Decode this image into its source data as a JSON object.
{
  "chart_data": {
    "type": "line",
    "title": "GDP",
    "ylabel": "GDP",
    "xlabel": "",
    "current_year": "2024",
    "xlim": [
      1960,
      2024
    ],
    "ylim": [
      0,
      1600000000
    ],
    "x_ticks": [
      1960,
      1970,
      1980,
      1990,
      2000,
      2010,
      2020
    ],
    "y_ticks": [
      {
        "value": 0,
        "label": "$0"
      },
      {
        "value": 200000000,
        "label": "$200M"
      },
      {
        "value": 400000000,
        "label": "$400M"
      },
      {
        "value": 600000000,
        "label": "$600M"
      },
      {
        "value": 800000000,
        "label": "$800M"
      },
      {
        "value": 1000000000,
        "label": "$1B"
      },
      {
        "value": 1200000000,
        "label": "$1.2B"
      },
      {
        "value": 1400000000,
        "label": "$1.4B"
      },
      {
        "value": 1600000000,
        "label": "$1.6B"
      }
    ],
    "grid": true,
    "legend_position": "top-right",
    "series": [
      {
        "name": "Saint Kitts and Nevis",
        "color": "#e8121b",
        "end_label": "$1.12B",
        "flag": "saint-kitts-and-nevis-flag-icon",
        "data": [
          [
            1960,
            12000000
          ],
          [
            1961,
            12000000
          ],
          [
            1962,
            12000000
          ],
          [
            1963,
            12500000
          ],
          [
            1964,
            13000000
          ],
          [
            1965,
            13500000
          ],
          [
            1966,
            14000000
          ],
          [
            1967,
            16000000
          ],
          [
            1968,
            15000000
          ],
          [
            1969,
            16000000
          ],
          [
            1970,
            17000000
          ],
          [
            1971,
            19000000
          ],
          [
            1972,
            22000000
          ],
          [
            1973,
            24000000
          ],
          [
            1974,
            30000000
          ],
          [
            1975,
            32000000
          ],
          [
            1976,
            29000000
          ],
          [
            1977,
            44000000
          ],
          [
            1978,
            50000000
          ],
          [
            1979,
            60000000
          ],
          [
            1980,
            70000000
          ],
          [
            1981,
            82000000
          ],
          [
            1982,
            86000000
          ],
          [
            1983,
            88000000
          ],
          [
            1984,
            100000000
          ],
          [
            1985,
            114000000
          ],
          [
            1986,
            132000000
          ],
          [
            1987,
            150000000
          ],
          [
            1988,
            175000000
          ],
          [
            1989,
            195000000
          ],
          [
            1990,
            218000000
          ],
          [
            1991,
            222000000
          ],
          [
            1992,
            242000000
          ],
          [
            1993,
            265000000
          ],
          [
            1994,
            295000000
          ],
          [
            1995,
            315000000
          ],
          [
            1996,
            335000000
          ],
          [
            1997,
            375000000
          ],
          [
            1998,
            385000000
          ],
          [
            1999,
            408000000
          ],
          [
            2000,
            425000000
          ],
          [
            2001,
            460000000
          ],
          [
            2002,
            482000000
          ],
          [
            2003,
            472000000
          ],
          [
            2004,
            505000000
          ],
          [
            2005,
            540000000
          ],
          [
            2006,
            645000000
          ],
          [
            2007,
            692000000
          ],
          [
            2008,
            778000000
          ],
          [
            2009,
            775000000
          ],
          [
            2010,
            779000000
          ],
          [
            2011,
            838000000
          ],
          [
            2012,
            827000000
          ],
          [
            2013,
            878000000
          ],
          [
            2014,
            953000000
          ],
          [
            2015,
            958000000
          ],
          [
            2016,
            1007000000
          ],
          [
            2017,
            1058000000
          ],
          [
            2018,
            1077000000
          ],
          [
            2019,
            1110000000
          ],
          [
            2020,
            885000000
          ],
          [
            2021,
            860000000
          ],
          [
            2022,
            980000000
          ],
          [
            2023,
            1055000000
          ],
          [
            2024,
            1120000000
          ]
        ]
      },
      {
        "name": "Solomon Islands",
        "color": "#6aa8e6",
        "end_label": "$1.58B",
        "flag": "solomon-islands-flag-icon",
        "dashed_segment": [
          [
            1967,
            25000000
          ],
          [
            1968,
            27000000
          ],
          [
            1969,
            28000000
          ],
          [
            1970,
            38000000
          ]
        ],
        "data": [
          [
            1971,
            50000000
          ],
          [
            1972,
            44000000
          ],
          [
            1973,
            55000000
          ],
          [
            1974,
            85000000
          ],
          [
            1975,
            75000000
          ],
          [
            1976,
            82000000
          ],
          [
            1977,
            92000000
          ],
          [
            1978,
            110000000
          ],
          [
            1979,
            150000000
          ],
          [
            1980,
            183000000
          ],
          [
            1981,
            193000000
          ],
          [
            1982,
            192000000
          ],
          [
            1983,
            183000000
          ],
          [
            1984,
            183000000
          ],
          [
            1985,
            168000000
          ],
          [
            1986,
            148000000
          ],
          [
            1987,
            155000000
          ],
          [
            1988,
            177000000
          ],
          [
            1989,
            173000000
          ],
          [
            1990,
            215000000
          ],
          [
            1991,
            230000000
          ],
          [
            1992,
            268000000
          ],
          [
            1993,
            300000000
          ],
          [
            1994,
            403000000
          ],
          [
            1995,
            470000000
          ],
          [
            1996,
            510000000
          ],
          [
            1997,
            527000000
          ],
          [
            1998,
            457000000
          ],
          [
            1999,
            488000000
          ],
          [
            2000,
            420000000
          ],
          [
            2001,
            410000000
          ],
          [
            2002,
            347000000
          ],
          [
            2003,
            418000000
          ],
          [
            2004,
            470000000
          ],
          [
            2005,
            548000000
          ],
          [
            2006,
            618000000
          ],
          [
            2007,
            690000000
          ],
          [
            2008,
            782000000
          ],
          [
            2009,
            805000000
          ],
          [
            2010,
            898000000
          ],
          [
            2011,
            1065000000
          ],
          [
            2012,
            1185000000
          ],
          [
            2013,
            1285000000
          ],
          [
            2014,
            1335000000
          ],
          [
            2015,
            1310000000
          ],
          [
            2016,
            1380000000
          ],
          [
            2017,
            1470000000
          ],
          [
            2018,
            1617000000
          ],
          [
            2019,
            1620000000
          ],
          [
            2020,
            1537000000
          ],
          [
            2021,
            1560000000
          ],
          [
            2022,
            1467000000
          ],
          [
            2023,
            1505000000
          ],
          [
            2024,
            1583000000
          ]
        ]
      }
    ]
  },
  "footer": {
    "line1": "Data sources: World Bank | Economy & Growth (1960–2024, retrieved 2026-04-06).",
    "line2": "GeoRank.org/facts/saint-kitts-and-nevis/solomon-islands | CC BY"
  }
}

> WHAT IS REQUIRED: Return the full listing, character for character.

> THE OUTPUT:
Decode this image into its source data as a JSON object.
{
  "chart_data": {
    "type": "line",
    "title": "GDP",
    "ylabel": "GDP",
    "xlabel": "",
    "current_year": "2024",
    "xlim": [
      1960,
      2024
    ],
    "ylim": [
      0,
      1600000000
    ],
    "x_ticks": [
      1960,
      1970,
      1980,
      1990,
      2000,
      2010,
      2020
    ],
    "y_ticks": [
      {
        "value": 0,
        "label": "$0"
      },
      {
        "value": 200000000,
        "label": "$200M"
      },
      {
        "value": 400000000,
        "label": "$400M"
      },
      {
        "value": 600000000,
        "label": "$600M"
      },
      {
        "value": 800000000,
        "label": "$800M"
      },
      {
        "value": 1000000000,
        "label": "$1B"
      },
      {
        "value": 1200000000,
        "label": "$1.2B"
      },
      {
        "value": 1400000000,
        "label": "$1.4B"
      },
      {
        "value": 1600000000,
        "label": "$1.6B"
      }
    ],
    "grid": true,
    "legend_position": "top-right",
    "series": [
      {
        "name": "Saint Kitts and Nevis",
        "color": "#e8121b",
        "end_label": "$1.12B",
        "flag": "saint-kitts-and-nevis-flag-icon",
        "data": [
          [
            1960,
            12000000
          ],
          [
            1961,
            12000000
          ],
          [
            1962,
            12000000
          ],
          [
            1963,
            12500000
          ],
          [
            1964,
            13000000
          ],
          [
            1965,
            13500000
          ],
          [
            1966,
            14000000
          ],
          [
            1967,
            16000000
          ],
          [
            1968,
            15000000
          ],
          [
            1969,
            16000000
          ],
          [
            1970,
            17000000
          ],
          [
            1971,
            19000000
          ],
          [
            1972,
            22000000
          ],
          [
            1973,
            24000000
          ],
          [
            1974,
            30000000
          ],
          [
            1975,
            32000000
          ],
          [
            1976,
            29000000
          ],
          [
            1977,
            44000000
          ],
          [
            1978,
            50000000
          ],
          [
            1979,
            60000000
          ],
          [
            1980,
            70000000
          ],
          [
            1981,
            82000000
          ],
          [
            1982,
            86000000
          ],
          [
            1983,
            88000000
          ],
          [
            1984,
            100000000
          ],
          [
            1985,
            114000000
          ],
          [
            1986,
            132000000
          ],
          [
            1987,
            150000000
          ],
          [
            1988,
            175000000
          ],
          [
            1989,
            195000000
          ],
          [
            1990,
            218000000
          ],
          [
            1991,
            222000000
          ],
          [
            1992,
            242000000
          ],
          [
            1993,
            265000000
          ],
          [
            1994,
            295000000
          ],
          [
            1995,
            315000000
          ],
          [
            1996,
            335000000
          ],
          [
            1997,
            375000000
          ],
          [
            1998,
            385000000
          ],
          [
            1999,
            408000000
          ],
          [
            2000,
            425000000
          ],
          [
            2001,
            460000000
          ],
          [
            2002,
            482000000
          ],
          [
            2003,
            472000000
          ],
          [
            2004,
            505000000
          ],
          [
            2005,
            540000000
          ],
          [
            2006,
            645000000
          ],
          [
            2007,
            692000000
          ],
          [
            2008,
            778000000
          ],
          [
            2009,
            775000000
          ],
          [
            2010,
            779000000
          ],
          [
            2011,
            838000000
          ],
          [
            2012,
            827000000
          ],
          [
            2013,
            878000000
          ],
          [
            2014,
            953000000
          ],
          [
            2015,
            958000000
          ],
          [
            2016,
            1007000000
          ],
          [
            2017,
            1058000000
          ],
          [
            2018,
            1077000000
          ],
          [
            2019,
            1110000000
          ],
          [
            2020,
            885000000
          ],
          [
            2021,
            860000000
          ],
          [
            2022,
            980000000
          ],
          [
            2023,
            1055000000
          ],
          [
            2024,
            1120000000
          ]
        ]
      },
      {
        "name": "Solomon Islands",
        "color": "#6aa8e6",
        "end_label": "$1.58B",
        "flag": "solomon-islands-flag-icon",
        "dashed_segment": [
          [
            1967,
            25000000
          ],
          [
            1968,
            27000000
          ],
          [
            1969,
            28000000
          ],
          [
            1970,
            38000000
          ]
        ],
        "data": [
          [
            1971,
            50000000
          ],
          [
            1972,
            44000000
          ],
          [
            1973,
            55000000
          ],
          [
            1974,
            85000000
          ],
          [
            1975,
            75000000
          ],
          [
            1976,
            82000000
          ],
          [
            1977,
            92000000
          ],
          [
            1978,
            110000000
          ],
          [
            1979,
            150000000
          ],
          [
            1980,
            183000000
          ],
          [
            1981,
            193000000
          ],
          [
            1982,
            192000000
          ],
          [
            1983,
            183000000
          ],
          [
            1984,
            183000000
          ],
          [
            1985,
            168000000
          ],
          [
            1986,
            148000000
          ],
          [
            1987,
            155000000
          ],
          [
            1988,
            177000000
          ],
          [
            1989,
            173000000
          ],
          [
            1990,
            215000000
          ],
          [
            1991,
            230000000
          ],
          [
            1992,
            268000000
          ],
          [
            1993,
            300000000
          ],
          [
            1994,
            403000000
          ],
          [
            1995,
            470000000
          ],
          [
            1996,
            510000000
          ],
          [
            1997,
            527000000
          ],
          [
            1998,
            457000000
          ],
          [
            1999,
            488000000
          ],
          [
            2000,
            420000000
          ],
          [
            2001,
            410000000
          ],
          [
            2002,
            347000000
          ],
          [
            2003,
            418000000
          ],
          [
            2004,
            470000000
          ],
          [
            2005,
            548000000
          ],
          [
            2006,
            618000000
          ],
          [
            2007,
            690000000
          ],
          [
            2008,
            782000000
          ],
          [
            2009,
            805000000
          ],
          [
            2010,
            898000000
          ],
          [
            2011,
            1065000000
          ],
          [
            2012,
            1185000000
          ],
          [
            2013,
            1285000000
          ],
          [
            2014,
            1335000000
          ],
          [
            2015,
            1310000000
          ],
          [
            2016,
            1380000000
          ],
          [
            2017,
            1470000000
          ],
          [
            2018,
            1617000000
          ],
          [
            2019,
            1620000000
          ],
          [
            2020,
            1537000000
          ],
          [
            2021,
            1560000000
          ],
          [
            2022,
            1467000000
          ],
          [
            2023,
            1505000000
          ],
          [
            2024,
            1583000000
          ]
        ]
      }
    ]
  },
  "footer": {
    "line1": "Data sources: World Bank | Economy & Growth (1960–2024, retrieved 2026-04-06).",
    "line2": "GeoRank.org/facts/saint-kitts-and-nevis/solomon-islands | CC BY"
  }
}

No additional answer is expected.